Data to process:
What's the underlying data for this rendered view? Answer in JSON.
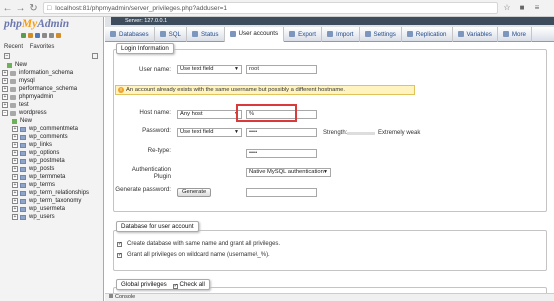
{
  "browser": {
    "url": "localhost:81/phpmyadmin/server_privileges.php?adduser=1"
  },
  "sidebar": {
    "logo_php": "php",
    "logo_my": "My",
    "logo_admin": "Admin",
    "tab_recent": "Recent",
    "tab_favorites": "Favorites",
    "tree": [
      {
        "label": "New",
        "kind": "new",
        "indent": 1
      },
      {
        "label": "information_schema",
        "kind": "db",
        "indent": 0
      },
      {
        "label": "mysql",
        "kind": "db",
        "indent": 0
      },
      {
        "label": "performance_schema",
        "kind": "db",
        "indent": 0
      },
      {
        "label": "phpmyadmin",
        "kind": "db",
        "indent": 0
      },
      {
        "label": "test",
        "kind": "db",
        "indent": 0
      },
      {
        "label": "wordpress",
        "kind": "db-open",
        "indent": 0
      },
      {
        "label": "New",
        "kind": "new",
        "indent": 2
      },
      {
        "label": "wp_commentmeta",
        "kind": "table",
        "indent": 2
      },
      {
        "label": "wp_comments",
        "kind": "table",
        "indent": 2
      },
      {
        "label": "wp_links",
        "kind": "table",
        "indent": 2
      },
      {
        "label": "wp_options",
        "kind": "table",
        "indent": 2
      },
      {
        "label": "wp_postmeta",
        "kind": "table",
        "indent": 2
      },
      {
        "label": "wp_posts",
        "kind": "table",
        "indent": 2
      },
      {
        "label": "wp_termmeta",
        "kind": "table",
        "indent": 2
      },
      {
        "label": "wp_terms",
        "kind": "table",
        "indent": 2
      },
      {
        "label": "wp_term_relationships",
        "kind": "table",
        "indent": 2
      },
      {
        "label": "wp_term_taxonomy",
        "kind": "table",
        "indent": 2
      },
      {
        "label": "wp_usermeta",
        "kind": "table",
        "indent": 2
      },
      {
        "label": "wp_users",
        "kind": "table",
        "indent": 2
      }
    ]
  },
  "header": {
    "server": "Server: 127.0.0.1"
  },
  "tabs": [
    "Databases",
    "SQL",
    "Status",
    "User accounts",
    "Export",
    "Import",
    "Settings",
    "Replication",
    "Variables",
    "More"
  ],
  "active_tab": "User accounts",
  "login": {
    "legend": "Login Information",
    "username_label": "User name:",
    "username_select": "Use text field",
    "username_value": "root",
    "warning": "An account already exists with the same username but possibly a different hostname.",
    "host_label": "Host name:",
    "host_select": "Any host",
    "host_value": "%",
    "password_label": "Password:",
    "password_select": "Use text field",
    "password_value": "••••",
    "strength_label": "Strength:",
    "strength_value": "Extremely weak",
    "retype_label": "Re-type:",
    "retype_value": "••••",
    "auth_label_1": "Authentication",
    "auth_label_2": "Plugin",
    "auth_select": "Native MySQL authentication",
    "genpass_label": "Generate password:",
    "generate_button": "Generate"
  },
  "db_for_user": {
    "legend": "Database for user account",
    "opt1": "Create database with same name and grant all privileges.",
    "opt2": "Grant all privileges on wildcard name (username\\_%)."
  },
  "global": {
    "legend": "Global privileges",
    "check_all": "Check all"
  },
  "console_label": "Console"
}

Problem details: The records above must be transcribed exactly. Pictures are left out of the copy.

Full answer:
What's the underlying data for this rendered view? Answer in JSON.
{
  "browser": {
    "url": "localhost:81/phpmyadmin/server_privileges.php?adduser=1"
  },
  "sidebar": {
    "logo_php": "php",
    "logo_my": "My",
    "logo_admin": "Admin",
    "tab_recent": "Recent",
    "tab_favorites": "Favorites",
    "tree": [
      {
        "label": "New",
        "kind": "new",
        "indent": 1
      },
      {
        "label": "information_schema",
        "kind": "db",
        "indent": 0
      },
      {
        "label": "mysql",
        "kind": "db",
        "indent": 0
      },
      {
        "label": "performance_schema",
        "kind": "db",
        "indent": 0
      },
      {
        "label": "phpmyadmin",
        "kind": "db",
        "indent": 0
      },
      {
        "label": "test",
        "kind": "db",
        "indent": 0
      },
      {
        "label": "wordpress",
        "kind": "db-open",
        "indent": 0
      },
      {
        "label": "New",
        "kind": "new",
        "indent": 2
      },
      {
        "label": "wp_commentmeta",
        "kind": "table",
        "indent": 2
      },
      {
        "label": "wp_comments",
        "kind": "table",
        "indent": 2
      },
      {
        "label": "wp_links",
        "kind": "table",
        "indent": 2
      },
      {
        "label": "wp_options",
        "kind": "table",
        "indent": 2
      },
      {
        "label": "wp_postmeta",
        "kind": "table",
        "indent": 2
      },
      {
        "label": "wp_posts",
        "kind": "table",
        "indent": 2
      },
      {
        "label": "wp_termmeta",
        "kind": "table",
        "indent": 2
      },
      {
        "label": "wp_terms",
        "kind": "table",
        "indent": 2
      },
      {
        "label": "wp_term_relationships",
        "kind": "table",
        "indent": 2
      },
      {
        "label": "wp_term_taxonomy",
        "kind": "table",
        "indent": 2
      },
      {
        "label": "wp_usermeta",
        "kind": "table",
        "indent": 2
      },
      {
        "label": "wp_users",
        "kind": "table",
        "indent": 2
      }
    ]
  },
  "header": {
    "server": "Server: 127.0.0.1"
  },
  "tabs": [
    "Databases",
    "SQL",
    "Status",
    "User accounts",
    "Export",
    "Import",
    "Settings",
    "Replication",
    "Variables",
    "More"
  ],
  "active_tab": "User accounts",
  "login": {
    "legend": "Login Information",
    "username_label": "User name:",
    "username_select": "Use text field",
    "username_value": "root",
    "warning": "An account already exists with the same username but possibly a different hostname.",
    "host_label": "Host name:",
    "host_select": "Any host",
    "host_value": "%",
    "password_label": "Password:",
    "password_select": "Use text field",
    "password_value": "••••",
    "strength_label": "Strength:",
    "strength_value": "Extremely weak",
    "retype_label": "Re-type:",
    "retype_value": "••••",
    "auth_label_1": "Authentication",
    "auth_label_2": "Plugin",
    "auth_select": "Native MySQL authentication",
    "genpass_label": "Generate password:",
    "generate_button": "Generate"
  },
  "db_for_user": {
    "legend": "Database for user account",
    "opt1": "Create database with same name and grant all privileges.",
    "opt2": "Grant all privileges on wildcard name (username\\_%)."
  },
  "global": {
    "legend": "Global privileges",
    "check_all": "Check all"
  },
  "console_label": "Console"
}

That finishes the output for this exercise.